## WHAT IS ASKED
Each entry has to be copied exactly, with nothing missed.

## RECORDS SUPPLIED
## begin
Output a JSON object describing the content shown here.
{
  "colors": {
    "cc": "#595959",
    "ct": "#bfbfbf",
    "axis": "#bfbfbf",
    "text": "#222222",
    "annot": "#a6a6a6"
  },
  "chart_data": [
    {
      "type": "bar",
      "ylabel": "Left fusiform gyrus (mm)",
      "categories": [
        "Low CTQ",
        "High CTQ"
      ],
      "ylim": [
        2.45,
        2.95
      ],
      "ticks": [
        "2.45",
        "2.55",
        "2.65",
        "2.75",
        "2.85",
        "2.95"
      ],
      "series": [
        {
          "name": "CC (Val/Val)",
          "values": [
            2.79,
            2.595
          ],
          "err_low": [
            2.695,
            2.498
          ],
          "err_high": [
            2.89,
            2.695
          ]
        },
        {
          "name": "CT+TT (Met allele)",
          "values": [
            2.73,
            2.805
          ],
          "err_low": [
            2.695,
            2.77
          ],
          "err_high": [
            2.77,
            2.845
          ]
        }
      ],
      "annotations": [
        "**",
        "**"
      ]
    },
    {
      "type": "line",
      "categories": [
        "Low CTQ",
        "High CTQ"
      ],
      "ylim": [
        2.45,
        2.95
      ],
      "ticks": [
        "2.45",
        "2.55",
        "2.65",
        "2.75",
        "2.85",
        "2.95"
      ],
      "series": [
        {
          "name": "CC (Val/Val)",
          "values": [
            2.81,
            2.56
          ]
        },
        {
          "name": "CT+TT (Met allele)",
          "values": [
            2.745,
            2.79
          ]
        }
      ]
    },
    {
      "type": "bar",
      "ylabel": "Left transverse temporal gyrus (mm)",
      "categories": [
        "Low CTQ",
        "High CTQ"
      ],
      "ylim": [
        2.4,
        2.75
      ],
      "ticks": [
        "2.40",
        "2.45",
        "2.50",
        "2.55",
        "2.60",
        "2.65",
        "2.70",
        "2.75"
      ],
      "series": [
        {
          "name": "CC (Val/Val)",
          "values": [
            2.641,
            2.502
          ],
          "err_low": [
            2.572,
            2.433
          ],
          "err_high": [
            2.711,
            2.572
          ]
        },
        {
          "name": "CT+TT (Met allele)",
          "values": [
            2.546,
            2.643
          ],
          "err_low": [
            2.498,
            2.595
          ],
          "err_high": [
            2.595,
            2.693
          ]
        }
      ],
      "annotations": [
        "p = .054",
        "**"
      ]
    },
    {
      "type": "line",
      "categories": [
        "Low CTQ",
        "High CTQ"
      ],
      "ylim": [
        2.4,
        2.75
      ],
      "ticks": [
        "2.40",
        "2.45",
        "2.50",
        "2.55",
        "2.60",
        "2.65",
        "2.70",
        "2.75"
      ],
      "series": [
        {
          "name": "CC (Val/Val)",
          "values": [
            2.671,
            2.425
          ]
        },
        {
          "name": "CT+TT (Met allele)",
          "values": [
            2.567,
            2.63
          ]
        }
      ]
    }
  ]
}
## end
## RESPONSE BELOW
Output a JSON object describing the content shown here.
{
  "colors": {
    "cc": "#595959",
    "ct": "#bfbfbf",
    "axis": "#bfbfbf",
    "text": "#222222",
    "annot": "#a6a6a6"
  },
  "chart_data": [
    {
      "type": "bar",
      "ylabel": "Left fusiform gyrus (mm)",
      "categories": [
        "Low CTQ",
        "High CTQ"
      ],
      "ylim": [
        2.45,
        2.95
      ],
      "ticks": [
        "2.45",
        "2.55",
        "2.65",
        "2.75",
        "2.85",
        "2.95"
      ],
      "series": [
        {
          "name": "CC (Val/Val)",
          "values": [
            2.79,
            2.595
          ],
          "err_low": [
            2.695,
            2.498
          ],
          "err_high": [
            2.89,
            2.695
          ]
        },
        {
          "name": "CT+TT (Met allele)",
          "values": [
            2.73,
            2.805
          ],
          "err_low": [
            2.695,
            2.77
          ],
          "err_high": [
            2.77,
            2.845
          ]
        }
      ],
      "annotations": [
        "**",
        "**"
      ]
    },
    {
      "type": "line",
      "categories": [
        "Low CTQ",
        "High CTQ"
      ],
      "ylim": [
        2.45,
        2.95
      ],
      "ticks": [
        "2.45",
        "2.55",
        "2.65",
        "2.75",
        "2.85",
        "2.95"
      ],
      "series": [
        {
          "name": "CC (Val/Val)",
          "values": [
            2.81,
            2.56
          ]
        },
        {
          "name": "CT+TT (Met allele)",
          "values": [
            2.745,
            2.79
          ]
        }
      ]
    },
    {
      "type": "bar",
      "ylabel": "Left transverse temporal gyrus (mm)",
      "categories": [
        "Low CTQ",
        "High CTQ"
      ],
      "ylim": [
        2.4,
        2.75
      ],
      "ticks": [
        "2.40",
        "2.45",
        "2.50",
        "2.55",
        "2.60",
        "2.65",
        "2.70",
        "2.75"
      ],
      "series": [
        {
          "name": "CC (Val/Val)",
          "values": [
            2.641,
            2.502
          ],
          "err_low": [
            2.572,
            2.433
          ],
          "err_high": [
            2.711,
            2.572
          ]
        },
        {
          "name": "CT+TT (Met allele)",
          "values": [
            2.546,
            2.643
          ],
          "err_low": [
            2.498,
            2.595
          ],
          "err_high": [
            2.595,
            2.693
          ]
        }
      ],
      "annotations": [
        "p = .054",
        "**"
      ]
    },
    {
      "type": "line",
      "categories": [
        "Low CTQ",
        "High CTQ"
      ],
      "ylim": [
        2.4,
        2.75
      ],
      "ticks": [
        "2.40",
        "2.45",
        "2.50",
        "2.55",
        "2.60",
        "2.65",
        "2.70",
        "2.75"
      ],
      "series": [
        {
          "name": "CC (Val/Val)",
          "values": [
            2.671,
            2.425
          ]
        },
        {
          "name": "CT+TT (Met allele)",
          "values": [
            2.567,
            2.63
          ]
        }
      ]
    }
  ]
}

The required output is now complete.